TO DO: Present every line in which the string "name" appears.

EXCERPTED RECORDS:
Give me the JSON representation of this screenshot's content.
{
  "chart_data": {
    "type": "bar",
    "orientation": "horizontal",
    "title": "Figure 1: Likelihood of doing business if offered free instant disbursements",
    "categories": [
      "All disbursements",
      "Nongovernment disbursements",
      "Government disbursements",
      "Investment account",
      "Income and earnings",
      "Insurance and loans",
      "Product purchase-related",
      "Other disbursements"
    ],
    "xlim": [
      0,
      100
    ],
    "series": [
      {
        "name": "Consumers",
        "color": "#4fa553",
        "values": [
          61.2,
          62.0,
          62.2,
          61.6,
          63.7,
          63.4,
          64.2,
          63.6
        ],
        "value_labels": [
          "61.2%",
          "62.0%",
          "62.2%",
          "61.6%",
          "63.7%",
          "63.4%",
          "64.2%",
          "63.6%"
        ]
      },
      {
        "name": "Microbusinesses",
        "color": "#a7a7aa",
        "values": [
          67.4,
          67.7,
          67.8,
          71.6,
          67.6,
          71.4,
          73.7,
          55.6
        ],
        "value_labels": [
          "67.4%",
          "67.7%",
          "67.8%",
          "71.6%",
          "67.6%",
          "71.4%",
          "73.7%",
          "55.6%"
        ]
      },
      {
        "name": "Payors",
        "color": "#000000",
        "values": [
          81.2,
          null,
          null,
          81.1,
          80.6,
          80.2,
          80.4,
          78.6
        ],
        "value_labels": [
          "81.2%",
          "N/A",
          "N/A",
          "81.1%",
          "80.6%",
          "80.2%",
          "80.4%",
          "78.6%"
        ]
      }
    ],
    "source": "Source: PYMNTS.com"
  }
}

CORRECT OUTPUT:
        "name": "Consumers",
        "name": "Microbusinesses",
        "name": "Payors",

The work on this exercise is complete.